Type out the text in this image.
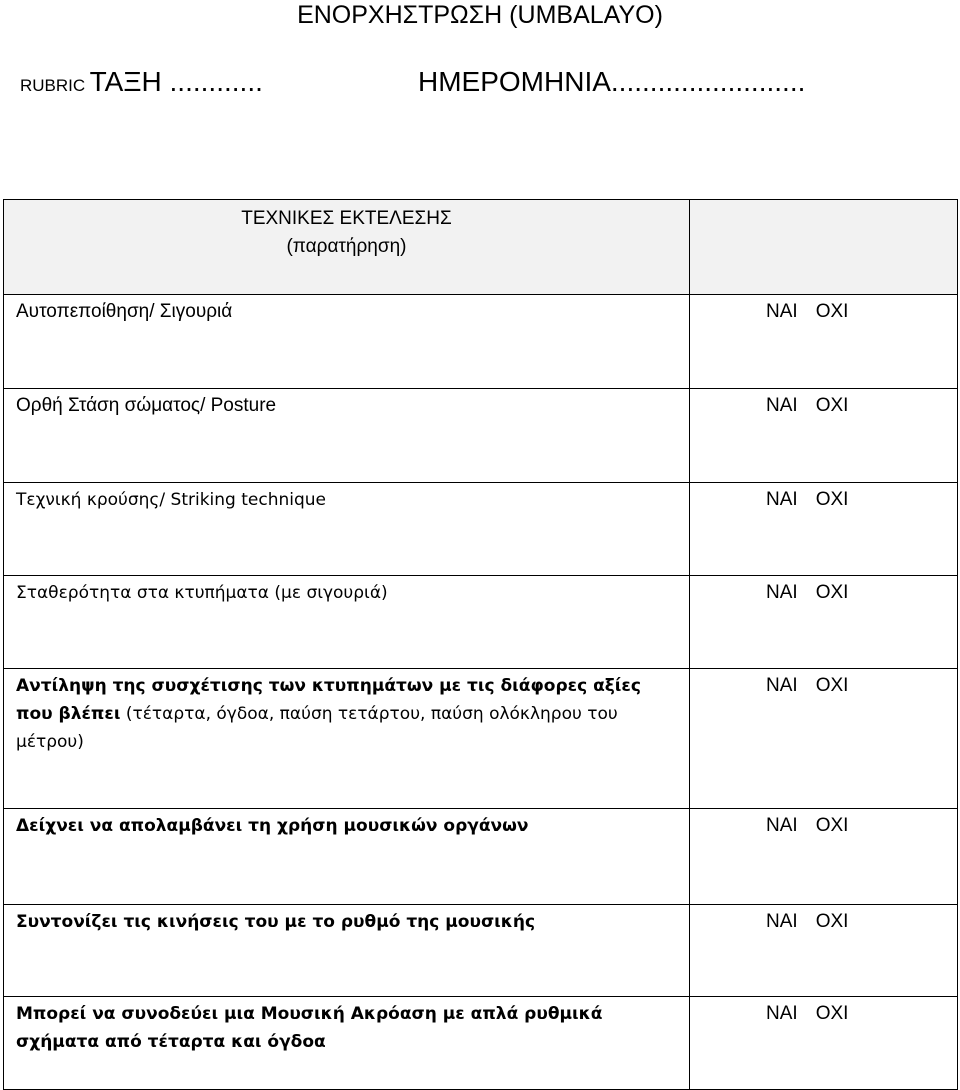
ΕΝΟΡΧΗΣΤΡΩΣΗ (UMBALAYO)
RUBRIC ΤΑΞΗ ............	ΗΜΕΡΟΜΗΝΙΑ.........................
ΤΕΧΝΙΚΕΣ ΕΚΤΕΛΕΣΗΣ
(παρατήρηση)	

Αυτοπεποίθηση/ Σιγουριά	ΝΑΙ ΟΧΙ

Ορθή Στάση σώματος/ Posture	ΝΑΙ ΟΧΙ

Τεχνική κρούσης/ Striking technique	ΝΑΙ ΟΧΙ

Σταθερότητα στα κτυπήματα (με σιγουριά)	ΝΑΙ ΟΧΙ

Αντίληψη της συσχέτισης των κτυπημάτων με τις διάφορες αξίες που βλέπει (τέταρτα, όγδοα, παύση τετάρτου, παύση ολόκληρου του μέτρου)	ΝΑΙ ΟΧΙ

Δείχνει να απολαμβάνει τη χρήση μουσικών οργάνων	ΝΑΙ ΟΧΙ

Συντονίζει τις κινήσεις του με το ρυθμό της μουσικής	ΝΑΙ ΟΧΙ

Μπορεί να συνοδεύει μια Μουσική Ακρόαση με απλά ρυθμικά σχήματα από τέταρτα και όγδοα	ΝΑΙ ΟΧΙ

Exercise directions
Every line above should be returned word for word, with the pictures left behind.

Problem solution
Type out the text in this image.
ΕΝΟΡΧΗΣΤΡΩΣΗ (UMBALAYO)
RUBRIC ΤΑΞΗ ............	ΗΜΕΡΟΜΗΝΙΑ.........................
ΤΕΧΝΙΚΕΣ ΕΚΤΕΛΕΣΗΣ
(παρατήρηση)	

Αυτοπεποίθηση/ Σιγουριά	ΝΑΙ ΟΧΙ

Ορθή Στάση σώματος/ Posture	ΝΑΙ ΟΧΙ

Τεχνική κρούσης/ Striking technique	ΝΑΙ ΟΧΙ

Σταθερότητα στα κτυπήματα (με σιγουριά)	ΝΑΙ ΟΧΙ

Αντίληψη της συσχέτισης των κτυπημάτων με τις διάφορες αξίες που βλέπει (τέταρτα, όγδοα, παύση τετάρτου, παύση ολόκληρου του μέτρου)	ΝΑΙ ΟΧΙ

Δείχνει να απολαμβάνει τη χρήση μουσικών οργάνων	ΝΑΙ ΟΧΙ

Συντονίζει τις κινήσεις του με το ρυθμό της μουσικής	ΝΑΙ ΟΧΙ

Μπορεί να συνοδεύει μια Μουσική Ακρόαση με απλά ρυθμικά σχήματα από τέταρτα και όγδοα	ΝΑΙ ΟΧΙ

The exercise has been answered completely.